▶ **Goal of the exercise**:
The records below must be duplicated exactly, character for character.
--------------------------------
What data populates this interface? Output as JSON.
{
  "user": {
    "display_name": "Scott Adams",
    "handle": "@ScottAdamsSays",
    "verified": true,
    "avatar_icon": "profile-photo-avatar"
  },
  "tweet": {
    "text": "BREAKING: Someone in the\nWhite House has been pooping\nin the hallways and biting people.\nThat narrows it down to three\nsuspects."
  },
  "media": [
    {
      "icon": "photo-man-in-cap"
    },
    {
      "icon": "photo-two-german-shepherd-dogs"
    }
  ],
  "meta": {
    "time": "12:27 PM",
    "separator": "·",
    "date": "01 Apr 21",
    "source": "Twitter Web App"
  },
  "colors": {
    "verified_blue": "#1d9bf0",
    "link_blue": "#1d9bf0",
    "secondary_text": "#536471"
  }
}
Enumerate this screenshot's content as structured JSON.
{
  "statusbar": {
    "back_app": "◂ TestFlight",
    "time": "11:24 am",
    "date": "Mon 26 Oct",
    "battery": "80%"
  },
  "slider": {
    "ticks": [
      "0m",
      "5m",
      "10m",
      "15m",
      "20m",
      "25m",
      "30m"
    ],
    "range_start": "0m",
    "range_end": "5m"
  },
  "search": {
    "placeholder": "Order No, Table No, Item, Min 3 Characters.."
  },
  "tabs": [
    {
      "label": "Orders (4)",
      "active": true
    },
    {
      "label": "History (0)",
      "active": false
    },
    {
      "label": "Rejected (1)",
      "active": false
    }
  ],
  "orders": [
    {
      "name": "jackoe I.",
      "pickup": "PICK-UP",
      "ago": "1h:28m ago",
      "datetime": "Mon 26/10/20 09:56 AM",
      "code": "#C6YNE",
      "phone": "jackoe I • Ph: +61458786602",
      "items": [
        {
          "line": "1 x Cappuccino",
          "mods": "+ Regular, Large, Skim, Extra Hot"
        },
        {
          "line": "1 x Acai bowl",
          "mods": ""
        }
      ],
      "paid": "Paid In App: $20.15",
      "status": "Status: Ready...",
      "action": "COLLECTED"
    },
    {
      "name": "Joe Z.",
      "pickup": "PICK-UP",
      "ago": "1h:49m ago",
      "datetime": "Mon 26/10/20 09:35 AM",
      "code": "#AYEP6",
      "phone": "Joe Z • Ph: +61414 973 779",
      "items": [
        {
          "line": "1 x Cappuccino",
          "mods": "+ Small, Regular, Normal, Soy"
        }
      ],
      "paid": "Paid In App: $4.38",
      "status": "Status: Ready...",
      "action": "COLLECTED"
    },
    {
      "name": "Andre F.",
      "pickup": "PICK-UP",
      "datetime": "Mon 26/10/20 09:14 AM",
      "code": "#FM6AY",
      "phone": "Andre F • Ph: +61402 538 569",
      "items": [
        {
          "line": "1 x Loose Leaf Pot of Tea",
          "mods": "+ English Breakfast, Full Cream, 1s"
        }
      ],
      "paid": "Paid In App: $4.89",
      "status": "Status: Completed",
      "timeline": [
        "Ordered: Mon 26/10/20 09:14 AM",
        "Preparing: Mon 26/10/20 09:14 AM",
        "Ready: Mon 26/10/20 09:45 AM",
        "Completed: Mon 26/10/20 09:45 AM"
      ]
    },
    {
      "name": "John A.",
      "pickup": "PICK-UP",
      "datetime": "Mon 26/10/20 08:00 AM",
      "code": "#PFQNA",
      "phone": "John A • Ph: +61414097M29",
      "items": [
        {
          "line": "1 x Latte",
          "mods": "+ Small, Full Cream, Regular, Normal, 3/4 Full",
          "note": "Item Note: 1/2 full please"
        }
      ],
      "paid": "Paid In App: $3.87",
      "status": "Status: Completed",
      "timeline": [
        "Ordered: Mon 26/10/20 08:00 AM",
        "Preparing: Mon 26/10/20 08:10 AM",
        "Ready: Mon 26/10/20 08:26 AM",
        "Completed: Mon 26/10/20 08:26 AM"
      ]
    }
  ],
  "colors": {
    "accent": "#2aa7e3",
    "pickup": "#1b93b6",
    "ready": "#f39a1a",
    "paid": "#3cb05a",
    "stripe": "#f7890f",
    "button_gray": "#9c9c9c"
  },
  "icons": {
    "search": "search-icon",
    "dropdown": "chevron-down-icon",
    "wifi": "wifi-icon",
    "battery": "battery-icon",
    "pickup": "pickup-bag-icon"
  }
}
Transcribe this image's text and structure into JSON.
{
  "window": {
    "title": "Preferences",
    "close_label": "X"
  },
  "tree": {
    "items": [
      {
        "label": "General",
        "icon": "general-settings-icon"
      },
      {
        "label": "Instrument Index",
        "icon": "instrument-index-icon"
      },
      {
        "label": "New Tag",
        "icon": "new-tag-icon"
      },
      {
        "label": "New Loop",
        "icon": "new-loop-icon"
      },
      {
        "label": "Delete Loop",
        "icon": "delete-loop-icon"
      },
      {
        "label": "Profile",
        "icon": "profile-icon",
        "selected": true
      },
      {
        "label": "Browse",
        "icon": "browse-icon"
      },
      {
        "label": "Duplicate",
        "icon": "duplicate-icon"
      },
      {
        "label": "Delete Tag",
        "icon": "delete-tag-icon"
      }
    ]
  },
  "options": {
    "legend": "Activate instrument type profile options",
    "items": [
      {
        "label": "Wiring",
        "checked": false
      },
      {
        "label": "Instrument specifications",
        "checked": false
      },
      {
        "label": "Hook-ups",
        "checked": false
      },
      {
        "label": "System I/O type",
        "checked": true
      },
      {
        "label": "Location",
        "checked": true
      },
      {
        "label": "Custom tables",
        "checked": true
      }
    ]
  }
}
--------------------------------
▶ **Exercise output**:
What data populates this interface? Output as JSON.
{
  "user": {
    "display_name": "Scott Adams",
    "handle": "@ScottAdamsSays",
    "verified": true,
    "avatar_icon": "profile-photo-avatar"
  },
  "tweet": {
    "text": "BREAKING: Someone in the\nWhite House has been pooping\nin the hallways and biting people.\nThat narrows it down to three\nsuspects."
  },
  "media": [
    {
      "icon": "photo-man-in-cap"
    },
    {
      "icon": "photo-two-german-shepherd-dogs"
    }
  ],
  "meta": {
    "time": "12:27 PM",
    "separator": "·",
    "date": "01 Apr 21",
    "source": "Twitter Web App"
  },
  "colors": {
    "verified_blue": "#1d9bf0",
    "link_blue": "#1d9bf0",
    "secondary_text": "#536471"
  }
}
Enumerate this screenshot's content as structured JSON.
{
  "statusbar": {
    "back_app": "◂ TestFlight",
    "time": "11:24 am",
    "date": "Mon 26 Oct",
    "battery": "80%"
  },
  "slider": {
    "ticks": [
      "0m",
      "5m",
      "10m",
      "15m",
      "20m",
      "25m",
      "30m"
    ],
    "range_start": "0m",
    "range_end": "5m"
  },
  "search": {
    "placeholder": "Order No, Table No, Item, Min 3 Characters.."
  },
  "tabs": [
    {
      "label": "Orders (4)",
      "active": true
    },
    {
      "label": "History (0)",
      "active": false
    },
    {
      "label": "Rejected (1)",
      "active": false
    }
  ],
  "orders": [
    {
      "name": "jackoe I.",
      "pickup": "PICK-UP",
      "ago": "1h:28m ago",
      "datetime": "Mon 26/10/20 09:56 AM",
      "code": "#C6YNE",
      "phone": "jackoe I • Ph: +61458786602",
      "items": [
        {
          "line": "1 x Cappuccino",
          "mods": "+ Regular, Large, Skim, Extra Hot"
        },
        {
          "line": "1 x Acai bowl",
          "mods": ""
        }
      ],
      "paid": "Paid In App: $20.15",
      "status": "Status: Ready...",
      "action": "COLLECTED"
    },
    {
      "name": "Joe Z.",
      "pickup": "PICK-UP",
      "ago": "1h:49m ago",
      "datetime": "Mon 26/10/20 09:35 AM",
      "code": "#AYEP6",
      "phone": "Joe Z • Ph: +61414 973 779",
      "items": [
        {
          "line": "1 x Cappuccino",
          "mods": "+ Small, Regular, Normal, Soy"
        }
      ],
      "paid": "Paid In App: $4.38",
      "status": "Status: Ready...",
      "action": "COLLECTED"
    },
    {
      "name": "Andre F.",
      "pickup": "PICK-UP",
      "datetime": "Mon 26/10/20 09:14 AM",
      "code": "#FM6AY",
      "phone": "Andre F • Ph: +61402 538 569",
      "items": [
        {
          "line": "1 x Loose Leaf Pot of Tea",
          "mods": "+ English Breakfast, Full Cream, 1s"
        }
      ],
      "paid": "Paid In App: $4.89",
      "status": "Status: Completed",
      "timeline": [
        "Ordered: Mon 26/10/20 09:14 AM",
        "Preparing: Mon 26/10/20 09:14 AM",
        "Ready: Mon 26/10/20 09:45 AM",
        "Completed: Mon 26/10/20 09:45 AM"
      ]
    },
    {
      "name": "John A.",
      "pickup": "PICK-UP",
      "datetime": "Mon 26/10/20 08:00 AM",
      "code": "#PFQNA",
      "phone": "John A • Ph: +61414097M29",
      "items": [
        {
          "line": "1 x Latte",
          "mods": "+ Small, Full Cream, Regular, Normal, 3/4 Full",
          "note": "Item Note: 1/2 full please"
        }
      ],
      "paid": "Paid In App: $3.87",
      "status": "Status: Completed",
      "timeline": [
        "Ordered: Mon 26/10/20 08:00 AM",
        "Preparing: Mon 26/10/20 08:10 AM",
        "Ready: Mon 26/10/20 08:26 AM",
        "Completed: Mon 26/10/20 08:26 AM"
      ]
    }
  ],
  "colors": {
    "accent": "#2aa7e3",
    "pickup": "#1b93b6",
    "ready": "#f39a1a",
    "paid": "#3cb05a",
    "stripe": "#f7890f",
    "button_gray": "#9c9c9c"
  },
  "icons": {
    "search": "search-icon",
    "dropdown": "chevron-down-icon",
    "wifi": "wifi-icon",
    "battery": "battery-icon",
    "pickup": "pickup-bag-icon"
  }
}
Transcribe this image's text and structure into JSON.
{
  "window": {
    "title": "Preferences",
    "close_label": "X"
  },
  "tree": {
    "items": [
      {
        "label": "General",
        "icon": "general-settings-icon"
      },
      {
        "label": "Instrument Index",
        "icon": "instrument-index-icon"
      },
      {
        "label": "New Tag",
        "icon": "new-tag-icon"
      },
      {
        "label": "New Loop",
        "icon": "new-loop-icon"
      },
      {
        "label": "Delete Loop",
        "icon": "delete-loop-icon"
      },
      {
        "label": "Profile",
        "icon": "profile-icon",
        "selected": true
      },
      {
        "label": "Browse",
        "icon": "browse-icon"
      },
      {
        "label": "Duplicate",
        "icon": "duplicate-icon"
      },
      {
        "label": "Delete Tag",
        "icon": "delete-tag-icon"
      }
    ]
  },
  "options": {
    "legend": "Activate instrument type profile options",
    "items": [
      {
        "label": "Wiring",
        "checked": false
      },
      {
        "label": "Instrument specifications",
        "checked": false
      },
      {
        "label": "Hook-ups",
        "checked": false
      },
      {
        "label": "System I/O type",
        "checked": true
      },
      {
        "label": "Location",
        "checked": true
      },
      {
        "label": "Custom tables",
        "checked": true
      }
    ]
  }
}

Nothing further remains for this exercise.